Say how many lines contain the word "ylabel" and give no other text.

=== Record set ===

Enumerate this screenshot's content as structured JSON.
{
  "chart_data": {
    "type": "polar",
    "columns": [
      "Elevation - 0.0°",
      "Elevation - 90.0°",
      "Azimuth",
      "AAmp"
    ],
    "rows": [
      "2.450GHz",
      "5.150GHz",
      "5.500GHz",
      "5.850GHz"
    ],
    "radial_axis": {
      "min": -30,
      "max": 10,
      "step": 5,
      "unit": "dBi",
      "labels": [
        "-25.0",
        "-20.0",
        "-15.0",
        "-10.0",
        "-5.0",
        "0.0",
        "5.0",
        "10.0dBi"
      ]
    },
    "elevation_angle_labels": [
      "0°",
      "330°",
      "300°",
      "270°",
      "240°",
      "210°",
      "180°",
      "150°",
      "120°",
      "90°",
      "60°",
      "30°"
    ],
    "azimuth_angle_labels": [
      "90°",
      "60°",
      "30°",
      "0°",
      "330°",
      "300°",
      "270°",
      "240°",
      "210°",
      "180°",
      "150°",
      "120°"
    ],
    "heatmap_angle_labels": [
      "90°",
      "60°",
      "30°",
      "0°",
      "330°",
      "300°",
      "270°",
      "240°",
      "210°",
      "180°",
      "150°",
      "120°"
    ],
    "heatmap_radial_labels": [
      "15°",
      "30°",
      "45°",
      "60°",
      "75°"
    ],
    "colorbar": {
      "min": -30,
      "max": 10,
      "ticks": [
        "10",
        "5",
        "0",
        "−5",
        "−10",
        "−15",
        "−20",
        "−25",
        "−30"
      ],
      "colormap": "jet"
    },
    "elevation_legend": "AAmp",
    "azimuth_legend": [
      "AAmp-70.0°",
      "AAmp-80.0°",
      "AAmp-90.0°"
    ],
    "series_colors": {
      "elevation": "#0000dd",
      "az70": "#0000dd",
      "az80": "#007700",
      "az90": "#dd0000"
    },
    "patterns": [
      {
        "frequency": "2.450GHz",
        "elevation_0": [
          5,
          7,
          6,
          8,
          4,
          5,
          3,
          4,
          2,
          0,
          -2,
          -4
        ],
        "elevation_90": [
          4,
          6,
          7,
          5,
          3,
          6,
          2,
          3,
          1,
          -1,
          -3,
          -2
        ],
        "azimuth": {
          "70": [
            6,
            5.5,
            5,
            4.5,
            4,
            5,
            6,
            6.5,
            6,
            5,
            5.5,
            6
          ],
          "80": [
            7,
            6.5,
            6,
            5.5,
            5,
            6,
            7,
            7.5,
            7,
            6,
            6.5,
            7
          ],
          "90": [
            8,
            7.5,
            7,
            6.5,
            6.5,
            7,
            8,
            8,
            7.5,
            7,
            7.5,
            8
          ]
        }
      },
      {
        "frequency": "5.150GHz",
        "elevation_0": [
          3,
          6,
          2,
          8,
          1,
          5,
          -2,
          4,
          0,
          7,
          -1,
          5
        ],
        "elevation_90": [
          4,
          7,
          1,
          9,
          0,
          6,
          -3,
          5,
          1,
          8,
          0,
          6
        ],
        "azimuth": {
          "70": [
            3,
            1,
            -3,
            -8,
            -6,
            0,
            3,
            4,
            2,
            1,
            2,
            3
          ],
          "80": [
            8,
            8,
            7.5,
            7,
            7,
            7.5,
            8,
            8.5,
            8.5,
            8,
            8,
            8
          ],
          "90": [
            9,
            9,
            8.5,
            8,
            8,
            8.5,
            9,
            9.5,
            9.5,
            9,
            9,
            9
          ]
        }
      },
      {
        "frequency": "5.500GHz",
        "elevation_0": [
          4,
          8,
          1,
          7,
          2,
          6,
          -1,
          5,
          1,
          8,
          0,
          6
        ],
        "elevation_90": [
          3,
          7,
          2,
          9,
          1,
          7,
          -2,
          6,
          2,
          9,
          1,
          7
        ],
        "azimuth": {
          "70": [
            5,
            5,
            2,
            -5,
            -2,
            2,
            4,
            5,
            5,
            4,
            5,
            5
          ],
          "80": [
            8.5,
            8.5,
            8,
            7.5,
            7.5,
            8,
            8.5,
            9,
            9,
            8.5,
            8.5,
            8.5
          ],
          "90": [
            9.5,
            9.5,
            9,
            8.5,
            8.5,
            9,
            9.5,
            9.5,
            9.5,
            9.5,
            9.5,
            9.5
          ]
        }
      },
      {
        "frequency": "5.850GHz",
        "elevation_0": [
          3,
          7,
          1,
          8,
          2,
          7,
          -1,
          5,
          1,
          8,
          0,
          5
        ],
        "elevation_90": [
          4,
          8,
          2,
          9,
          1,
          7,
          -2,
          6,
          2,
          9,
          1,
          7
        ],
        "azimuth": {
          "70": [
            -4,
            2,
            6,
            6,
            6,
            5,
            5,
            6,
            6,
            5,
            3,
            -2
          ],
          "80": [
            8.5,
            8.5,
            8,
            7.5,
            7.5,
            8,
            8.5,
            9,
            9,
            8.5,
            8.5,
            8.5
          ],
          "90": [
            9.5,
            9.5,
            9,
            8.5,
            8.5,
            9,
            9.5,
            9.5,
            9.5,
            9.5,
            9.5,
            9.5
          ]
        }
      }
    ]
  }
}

===
=== Record set ===

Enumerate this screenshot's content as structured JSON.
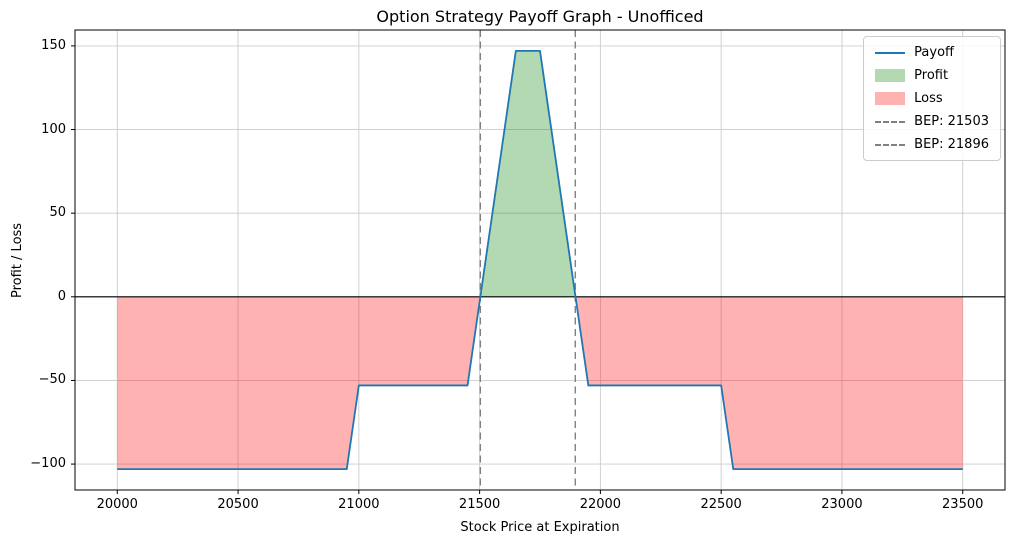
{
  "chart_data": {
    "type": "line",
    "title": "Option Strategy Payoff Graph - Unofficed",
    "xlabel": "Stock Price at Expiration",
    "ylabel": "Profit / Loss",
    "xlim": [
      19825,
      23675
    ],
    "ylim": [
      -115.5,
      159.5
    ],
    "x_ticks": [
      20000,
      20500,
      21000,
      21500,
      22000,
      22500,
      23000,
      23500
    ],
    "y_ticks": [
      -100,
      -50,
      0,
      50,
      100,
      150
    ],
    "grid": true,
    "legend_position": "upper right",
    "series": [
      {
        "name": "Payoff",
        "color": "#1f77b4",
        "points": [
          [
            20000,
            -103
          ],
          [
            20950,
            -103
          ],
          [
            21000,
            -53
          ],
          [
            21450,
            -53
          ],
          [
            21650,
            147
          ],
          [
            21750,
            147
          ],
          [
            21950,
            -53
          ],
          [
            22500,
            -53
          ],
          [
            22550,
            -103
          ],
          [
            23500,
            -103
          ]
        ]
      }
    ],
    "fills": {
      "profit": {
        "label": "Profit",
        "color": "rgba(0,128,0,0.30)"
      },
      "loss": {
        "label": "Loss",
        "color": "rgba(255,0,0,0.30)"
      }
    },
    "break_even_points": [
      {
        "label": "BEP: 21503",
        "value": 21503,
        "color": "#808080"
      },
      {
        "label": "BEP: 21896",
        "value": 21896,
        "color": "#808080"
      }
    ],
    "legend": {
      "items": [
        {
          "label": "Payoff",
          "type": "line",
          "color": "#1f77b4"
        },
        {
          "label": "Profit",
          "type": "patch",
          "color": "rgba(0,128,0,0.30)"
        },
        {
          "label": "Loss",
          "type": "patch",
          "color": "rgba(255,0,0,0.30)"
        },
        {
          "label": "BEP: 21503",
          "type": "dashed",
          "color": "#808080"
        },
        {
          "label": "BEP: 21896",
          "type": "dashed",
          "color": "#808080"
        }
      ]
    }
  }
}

===
=== Record set ===

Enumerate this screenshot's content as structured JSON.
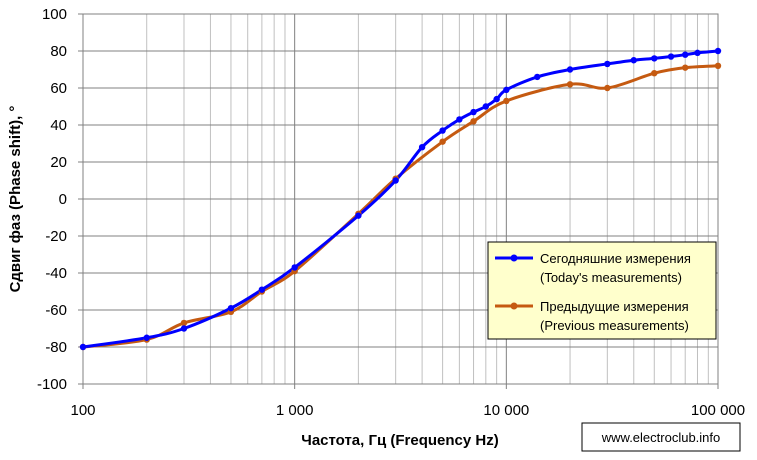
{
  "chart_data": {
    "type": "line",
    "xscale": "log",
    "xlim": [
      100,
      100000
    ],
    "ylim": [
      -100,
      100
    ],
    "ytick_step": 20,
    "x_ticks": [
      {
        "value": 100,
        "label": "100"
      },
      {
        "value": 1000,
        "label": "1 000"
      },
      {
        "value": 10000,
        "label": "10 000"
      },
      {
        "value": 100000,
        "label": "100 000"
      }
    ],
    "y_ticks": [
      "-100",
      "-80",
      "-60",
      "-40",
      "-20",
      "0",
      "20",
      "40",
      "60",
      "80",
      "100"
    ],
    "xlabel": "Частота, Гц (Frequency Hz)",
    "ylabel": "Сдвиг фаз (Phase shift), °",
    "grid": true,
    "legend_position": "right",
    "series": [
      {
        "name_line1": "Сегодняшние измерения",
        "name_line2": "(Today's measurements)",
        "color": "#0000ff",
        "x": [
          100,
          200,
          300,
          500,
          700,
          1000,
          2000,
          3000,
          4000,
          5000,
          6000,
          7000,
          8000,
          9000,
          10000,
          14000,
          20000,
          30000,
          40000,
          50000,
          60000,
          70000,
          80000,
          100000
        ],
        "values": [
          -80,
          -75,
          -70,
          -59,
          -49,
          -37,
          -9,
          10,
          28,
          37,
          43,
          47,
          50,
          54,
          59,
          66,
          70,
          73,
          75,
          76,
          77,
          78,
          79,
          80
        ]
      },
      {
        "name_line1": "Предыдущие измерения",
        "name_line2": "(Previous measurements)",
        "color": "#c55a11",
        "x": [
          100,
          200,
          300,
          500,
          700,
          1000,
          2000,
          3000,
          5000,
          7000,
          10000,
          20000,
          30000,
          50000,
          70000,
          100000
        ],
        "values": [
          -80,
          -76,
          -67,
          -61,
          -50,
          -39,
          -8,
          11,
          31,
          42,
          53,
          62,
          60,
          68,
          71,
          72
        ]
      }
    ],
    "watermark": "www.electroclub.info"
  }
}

===

▶ **Result below**:
2